**EXERCISE PROMPT**
Pick out the lines below that contain the string "Testosterone" and copy them all.

**RECORDS PROVIDED**
☆ ☆ ☆
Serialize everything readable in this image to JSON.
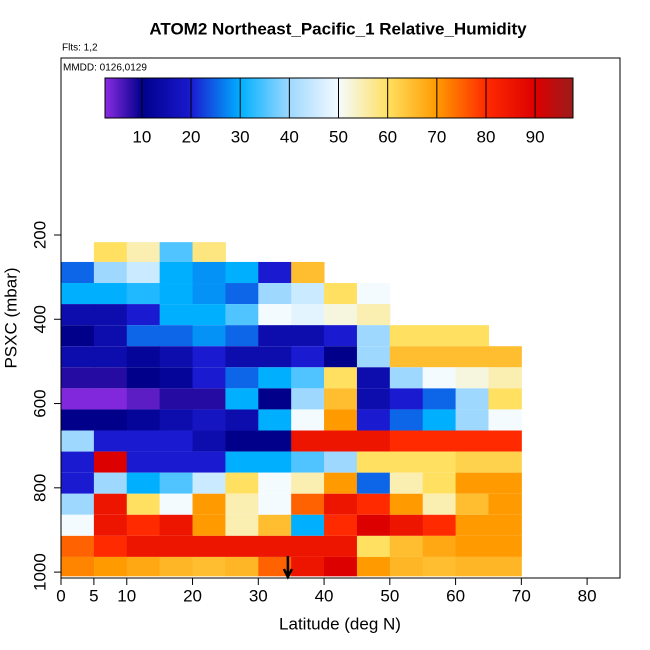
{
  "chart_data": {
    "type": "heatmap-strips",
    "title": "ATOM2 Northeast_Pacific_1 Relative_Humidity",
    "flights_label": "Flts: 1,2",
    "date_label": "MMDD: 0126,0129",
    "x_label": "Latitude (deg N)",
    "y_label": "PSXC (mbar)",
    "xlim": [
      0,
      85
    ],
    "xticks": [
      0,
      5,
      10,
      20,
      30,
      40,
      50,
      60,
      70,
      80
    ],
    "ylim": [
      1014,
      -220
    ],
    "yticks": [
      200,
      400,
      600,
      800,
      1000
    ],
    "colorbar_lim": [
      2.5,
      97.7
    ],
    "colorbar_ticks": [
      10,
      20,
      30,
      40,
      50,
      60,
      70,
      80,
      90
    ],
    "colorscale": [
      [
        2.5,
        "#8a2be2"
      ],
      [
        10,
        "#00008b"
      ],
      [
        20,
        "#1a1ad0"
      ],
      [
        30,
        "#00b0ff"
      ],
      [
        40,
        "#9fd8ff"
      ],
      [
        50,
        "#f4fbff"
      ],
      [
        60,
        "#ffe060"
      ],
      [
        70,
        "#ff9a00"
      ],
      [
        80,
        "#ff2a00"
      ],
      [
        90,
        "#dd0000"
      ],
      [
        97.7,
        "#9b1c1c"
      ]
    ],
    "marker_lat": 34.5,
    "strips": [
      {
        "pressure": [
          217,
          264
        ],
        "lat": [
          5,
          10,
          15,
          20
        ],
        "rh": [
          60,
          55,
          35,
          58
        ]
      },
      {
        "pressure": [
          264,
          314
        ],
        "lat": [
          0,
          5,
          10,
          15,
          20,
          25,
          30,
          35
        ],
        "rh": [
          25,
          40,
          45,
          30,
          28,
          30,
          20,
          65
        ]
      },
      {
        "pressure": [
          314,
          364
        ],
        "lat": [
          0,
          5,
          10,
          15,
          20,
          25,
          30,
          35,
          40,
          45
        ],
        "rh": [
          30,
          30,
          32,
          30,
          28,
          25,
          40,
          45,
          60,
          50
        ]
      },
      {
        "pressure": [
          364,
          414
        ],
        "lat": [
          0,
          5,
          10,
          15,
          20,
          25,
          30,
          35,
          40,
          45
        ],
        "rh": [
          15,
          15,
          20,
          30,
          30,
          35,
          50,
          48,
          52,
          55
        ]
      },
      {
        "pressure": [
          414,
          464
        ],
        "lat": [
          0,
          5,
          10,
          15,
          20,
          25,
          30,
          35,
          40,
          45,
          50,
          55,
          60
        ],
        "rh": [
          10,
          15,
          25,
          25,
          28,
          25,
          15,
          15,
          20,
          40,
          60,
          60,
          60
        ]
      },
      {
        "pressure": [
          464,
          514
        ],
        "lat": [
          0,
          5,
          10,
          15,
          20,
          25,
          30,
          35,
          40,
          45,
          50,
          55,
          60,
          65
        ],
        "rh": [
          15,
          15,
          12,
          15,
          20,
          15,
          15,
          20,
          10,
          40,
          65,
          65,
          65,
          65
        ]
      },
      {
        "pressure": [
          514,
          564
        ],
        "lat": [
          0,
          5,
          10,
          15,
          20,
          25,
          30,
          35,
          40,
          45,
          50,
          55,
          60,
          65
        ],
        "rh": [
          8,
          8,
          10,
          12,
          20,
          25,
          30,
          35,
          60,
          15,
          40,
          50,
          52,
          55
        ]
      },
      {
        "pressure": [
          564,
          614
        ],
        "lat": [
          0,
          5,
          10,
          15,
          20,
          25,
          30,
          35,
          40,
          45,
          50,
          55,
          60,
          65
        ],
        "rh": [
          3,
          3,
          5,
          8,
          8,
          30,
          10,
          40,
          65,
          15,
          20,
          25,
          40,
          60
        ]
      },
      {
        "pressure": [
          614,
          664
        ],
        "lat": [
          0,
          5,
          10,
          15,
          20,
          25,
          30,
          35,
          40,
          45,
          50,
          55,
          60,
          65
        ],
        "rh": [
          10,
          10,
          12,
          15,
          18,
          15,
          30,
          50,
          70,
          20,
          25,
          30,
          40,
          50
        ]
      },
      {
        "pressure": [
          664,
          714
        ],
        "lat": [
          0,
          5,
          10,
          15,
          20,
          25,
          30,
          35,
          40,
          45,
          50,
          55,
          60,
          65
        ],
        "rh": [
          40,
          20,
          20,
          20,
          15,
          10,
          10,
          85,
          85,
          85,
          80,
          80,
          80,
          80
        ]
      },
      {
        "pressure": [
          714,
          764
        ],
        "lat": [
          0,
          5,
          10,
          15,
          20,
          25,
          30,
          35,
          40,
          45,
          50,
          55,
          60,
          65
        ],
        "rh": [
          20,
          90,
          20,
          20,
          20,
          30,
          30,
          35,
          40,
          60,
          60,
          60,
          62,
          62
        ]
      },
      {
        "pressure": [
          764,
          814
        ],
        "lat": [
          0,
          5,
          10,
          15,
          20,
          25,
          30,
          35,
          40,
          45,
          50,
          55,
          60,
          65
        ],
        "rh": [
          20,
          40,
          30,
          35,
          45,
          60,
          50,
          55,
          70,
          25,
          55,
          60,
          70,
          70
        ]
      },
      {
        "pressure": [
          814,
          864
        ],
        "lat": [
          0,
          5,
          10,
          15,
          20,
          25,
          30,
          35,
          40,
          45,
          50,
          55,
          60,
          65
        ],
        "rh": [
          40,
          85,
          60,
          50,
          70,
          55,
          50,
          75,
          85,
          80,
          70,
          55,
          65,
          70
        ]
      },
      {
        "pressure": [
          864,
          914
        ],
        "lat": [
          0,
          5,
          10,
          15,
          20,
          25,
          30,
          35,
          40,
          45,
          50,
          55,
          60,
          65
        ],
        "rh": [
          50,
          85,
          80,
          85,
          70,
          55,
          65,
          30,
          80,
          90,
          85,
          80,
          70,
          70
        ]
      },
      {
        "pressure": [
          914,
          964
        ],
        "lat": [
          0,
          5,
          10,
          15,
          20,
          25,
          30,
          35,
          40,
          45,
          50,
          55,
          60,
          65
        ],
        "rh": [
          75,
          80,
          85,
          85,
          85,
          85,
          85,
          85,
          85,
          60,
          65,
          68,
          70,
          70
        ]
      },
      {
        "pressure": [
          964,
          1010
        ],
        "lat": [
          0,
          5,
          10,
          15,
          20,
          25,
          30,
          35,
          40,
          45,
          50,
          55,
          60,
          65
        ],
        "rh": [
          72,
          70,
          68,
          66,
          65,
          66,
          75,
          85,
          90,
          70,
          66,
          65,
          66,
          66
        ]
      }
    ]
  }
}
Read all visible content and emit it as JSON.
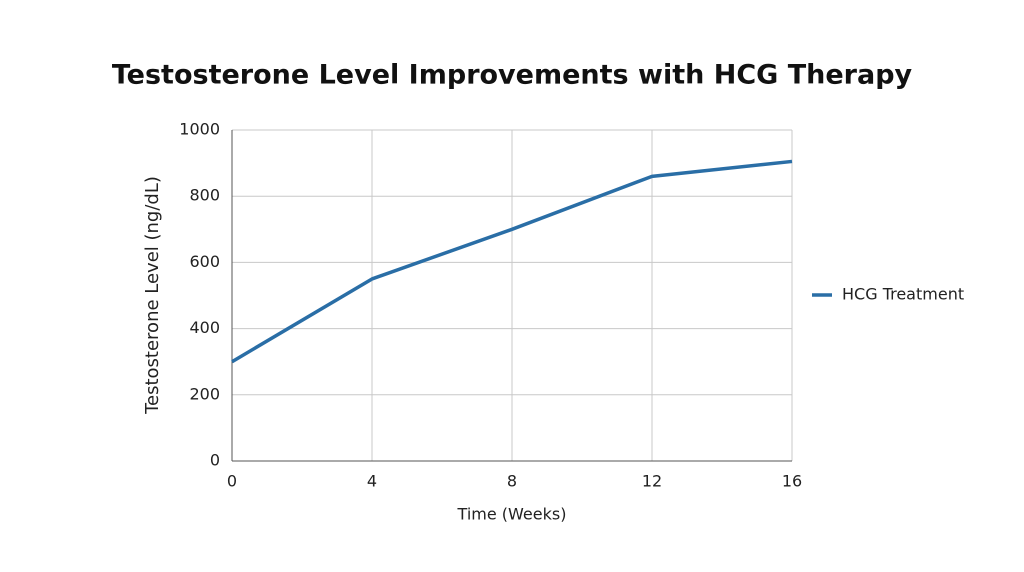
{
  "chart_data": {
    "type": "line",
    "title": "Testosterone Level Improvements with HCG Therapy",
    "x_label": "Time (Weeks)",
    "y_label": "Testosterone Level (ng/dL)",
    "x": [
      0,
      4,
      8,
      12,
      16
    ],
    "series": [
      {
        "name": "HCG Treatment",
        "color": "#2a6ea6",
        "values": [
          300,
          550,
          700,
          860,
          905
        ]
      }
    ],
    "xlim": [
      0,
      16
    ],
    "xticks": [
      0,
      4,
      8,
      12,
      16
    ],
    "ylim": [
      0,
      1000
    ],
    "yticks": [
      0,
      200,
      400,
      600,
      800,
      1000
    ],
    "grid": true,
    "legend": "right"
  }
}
☆ ☆ ☆
**TASK RESULT**
    "title": "Testosterone Level Improvements with HCG Therapy",
    "y_label": "Testosterone Level (ng/dL)",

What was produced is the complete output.